- Document extract:
— BEGIN —

Friday, October 19, 2012

Killing It - Bloodless and Sweeney Todd - Musical Reviews

Bloodless: The Trial of Burke and Hare - Theatre20 at the Panasonic Theatre - Toronto, ON - ***1/2 (out of 5 stars)
Music, Lyrics and Book by Joseph Aragon
Runs until Oct. 28th 2012

Sweeney Todd - Adelphi Theatre - West End - London, UK - ****1/2 (out of 5 stars)
Music and Lyrics by Stephen Sondheim, Book by Hugh Wheeler, Adapated by Christopher Bond, Directed by Jonathan Kent
Closed Sep. 22nd 2012



There's an ambitious new Canadian musical being presented by the ambitious new Canadian musical theatre company Theatre20. While it falters at times in the typical first-musical-mistakes and still needs some polish and a few revisions and edits, I found Bloodless: The Trial of Burke and Hare to be fairly entertaining and exciting in its promise and future development.

Of course, Bloodless does resemble Sweeney Todd in both story (of mass murders) and in tone and style, and writing anything that can be compared to a Sondheim masterpiece might be a lofty goal and instigate harsh comparisons, but once I accepted the idea that another musical can exist in similar a similar fashion, I found myself quite enjoying Bloodless, and some of the amusing shenanigans when a pair of struggling men descend into immoral territory as they start selling dead bodies to a unquestioning Professor of Anatomy at the local university. Based on a true case, the men and their wives begin murdering people to fill their pockets.

— END —

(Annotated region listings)
— BEGIN —

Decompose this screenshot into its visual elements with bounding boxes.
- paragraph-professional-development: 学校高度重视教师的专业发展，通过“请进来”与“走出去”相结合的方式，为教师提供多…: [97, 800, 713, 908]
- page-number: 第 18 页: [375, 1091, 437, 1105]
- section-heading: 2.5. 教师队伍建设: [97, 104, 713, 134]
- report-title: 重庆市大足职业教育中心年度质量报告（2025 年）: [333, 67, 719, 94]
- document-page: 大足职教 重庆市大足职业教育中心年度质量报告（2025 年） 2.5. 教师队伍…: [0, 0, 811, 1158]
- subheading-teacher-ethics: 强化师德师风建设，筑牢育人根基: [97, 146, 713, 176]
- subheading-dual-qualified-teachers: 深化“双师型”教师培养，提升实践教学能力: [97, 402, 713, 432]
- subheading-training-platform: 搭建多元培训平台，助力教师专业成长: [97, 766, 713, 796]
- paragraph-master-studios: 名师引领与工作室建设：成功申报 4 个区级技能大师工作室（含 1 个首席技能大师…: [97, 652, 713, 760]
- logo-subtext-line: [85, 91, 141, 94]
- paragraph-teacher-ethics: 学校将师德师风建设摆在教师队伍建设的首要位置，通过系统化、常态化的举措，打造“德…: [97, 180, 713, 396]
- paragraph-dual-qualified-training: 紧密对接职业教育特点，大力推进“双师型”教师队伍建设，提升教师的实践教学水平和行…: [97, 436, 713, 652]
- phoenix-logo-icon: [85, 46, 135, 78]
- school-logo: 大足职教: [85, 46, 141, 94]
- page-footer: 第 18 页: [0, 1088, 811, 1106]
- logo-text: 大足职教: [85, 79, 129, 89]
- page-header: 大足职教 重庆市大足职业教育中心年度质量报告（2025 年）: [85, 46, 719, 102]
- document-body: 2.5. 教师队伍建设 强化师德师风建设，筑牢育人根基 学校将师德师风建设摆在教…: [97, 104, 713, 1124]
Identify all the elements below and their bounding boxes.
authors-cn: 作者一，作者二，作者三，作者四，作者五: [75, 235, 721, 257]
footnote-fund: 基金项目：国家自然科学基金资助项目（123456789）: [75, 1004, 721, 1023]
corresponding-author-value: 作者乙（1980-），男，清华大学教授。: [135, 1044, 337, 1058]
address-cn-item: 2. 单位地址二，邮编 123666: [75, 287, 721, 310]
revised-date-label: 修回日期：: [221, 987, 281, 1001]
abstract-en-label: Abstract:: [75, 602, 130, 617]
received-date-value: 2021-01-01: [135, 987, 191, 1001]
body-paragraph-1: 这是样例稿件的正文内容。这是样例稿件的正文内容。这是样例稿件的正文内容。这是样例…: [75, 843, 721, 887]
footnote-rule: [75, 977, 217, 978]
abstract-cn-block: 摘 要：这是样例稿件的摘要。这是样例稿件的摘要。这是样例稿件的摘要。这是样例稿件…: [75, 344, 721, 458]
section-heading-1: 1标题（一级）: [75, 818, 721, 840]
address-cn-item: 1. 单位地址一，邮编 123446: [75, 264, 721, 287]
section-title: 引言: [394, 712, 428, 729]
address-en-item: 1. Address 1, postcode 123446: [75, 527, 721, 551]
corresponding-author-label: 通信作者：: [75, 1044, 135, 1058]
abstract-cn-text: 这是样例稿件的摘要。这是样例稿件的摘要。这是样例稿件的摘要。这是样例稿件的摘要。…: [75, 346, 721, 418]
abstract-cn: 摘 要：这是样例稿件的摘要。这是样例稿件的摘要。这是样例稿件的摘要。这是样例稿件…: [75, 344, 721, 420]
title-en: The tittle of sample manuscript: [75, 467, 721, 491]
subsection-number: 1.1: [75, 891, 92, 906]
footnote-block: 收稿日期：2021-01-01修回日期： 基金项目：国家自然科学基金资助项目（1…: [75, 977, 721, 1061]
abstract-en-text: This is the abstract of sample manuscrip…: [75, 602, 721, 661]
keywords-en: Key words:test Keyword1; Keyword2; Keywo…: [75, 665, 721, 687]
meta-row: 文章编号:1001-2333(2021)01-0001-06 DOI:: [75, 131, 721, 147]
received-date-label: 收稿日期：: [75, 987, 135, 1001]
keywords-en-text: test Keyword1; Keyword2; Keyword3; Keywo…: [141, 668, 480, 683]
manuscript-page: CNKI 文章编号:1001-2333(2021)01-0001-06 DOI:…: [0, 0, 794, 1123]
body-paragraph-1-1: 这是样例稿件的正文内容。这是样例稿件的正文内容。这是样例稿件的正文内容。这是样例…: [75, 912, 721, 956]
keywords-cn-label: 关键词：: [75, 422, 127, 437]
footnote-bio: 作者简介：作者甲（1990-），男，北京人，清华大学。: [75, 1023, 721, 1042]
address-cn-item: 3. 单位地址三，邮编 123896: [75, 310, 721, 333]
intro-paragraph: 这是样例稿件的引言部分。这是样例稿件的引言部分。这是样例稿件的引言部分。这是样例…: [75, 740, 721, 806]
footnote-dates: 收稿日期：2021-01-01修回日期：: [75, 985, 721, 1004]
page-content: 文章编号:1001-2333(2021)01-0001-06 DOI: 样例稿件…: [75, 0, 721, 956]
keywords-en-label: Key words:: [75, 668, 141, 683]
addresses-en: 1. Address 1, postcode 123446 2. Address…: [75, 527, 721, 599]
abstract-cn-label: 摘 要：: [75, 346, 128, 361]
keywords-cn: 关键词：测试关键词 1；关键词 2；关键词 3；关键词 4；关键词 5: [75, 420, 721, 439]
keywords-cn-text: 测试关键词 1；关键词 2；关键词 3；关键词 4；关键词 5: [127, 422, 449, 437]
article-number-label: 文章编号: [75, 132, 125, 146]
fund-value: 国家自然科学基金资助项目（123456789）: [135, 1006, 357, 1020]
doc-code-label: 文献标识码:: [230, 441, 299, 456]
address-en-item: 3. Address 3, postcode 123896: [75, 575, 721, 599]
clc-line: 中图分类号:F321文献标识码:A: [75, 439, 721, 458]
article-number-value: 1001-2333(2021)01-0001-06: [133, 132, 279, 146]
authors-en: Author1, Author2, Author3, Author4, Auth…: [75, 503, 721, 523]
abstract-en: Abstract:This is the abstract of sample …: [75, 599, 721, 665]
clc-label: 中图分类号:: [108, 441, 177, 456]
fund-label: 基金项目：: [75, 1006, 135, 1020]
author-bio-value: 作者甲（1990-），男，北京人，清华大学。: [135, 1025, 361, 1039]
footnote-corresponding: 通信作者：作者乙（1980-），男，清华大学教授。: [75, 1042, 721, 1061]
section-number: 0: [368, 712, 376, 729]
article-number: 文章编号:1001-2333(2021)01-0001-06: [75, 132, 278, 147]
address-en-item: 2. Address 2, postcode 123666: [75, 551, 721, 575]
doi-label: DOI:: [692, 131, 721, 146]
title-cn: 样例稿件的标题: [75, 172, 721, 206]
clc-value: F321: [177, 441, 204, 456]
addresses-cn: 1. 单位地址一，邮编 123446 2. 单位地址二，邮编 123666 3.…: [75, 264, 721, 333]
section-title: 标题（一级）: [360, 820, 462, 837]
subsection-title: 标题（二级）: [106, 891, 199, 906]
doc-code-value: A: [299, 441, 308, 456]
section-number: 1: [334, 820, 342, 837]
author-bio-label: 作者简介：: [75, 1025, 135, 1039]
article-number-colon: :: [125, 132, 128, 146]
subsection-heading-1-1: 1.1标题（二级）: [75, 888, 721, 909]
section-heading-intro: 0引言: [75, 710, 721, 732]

— END —

In the musical reviews, who wrote the music, lyrics and book for Bloodless: The Trial of Burke and Hare?

Joseph Aragon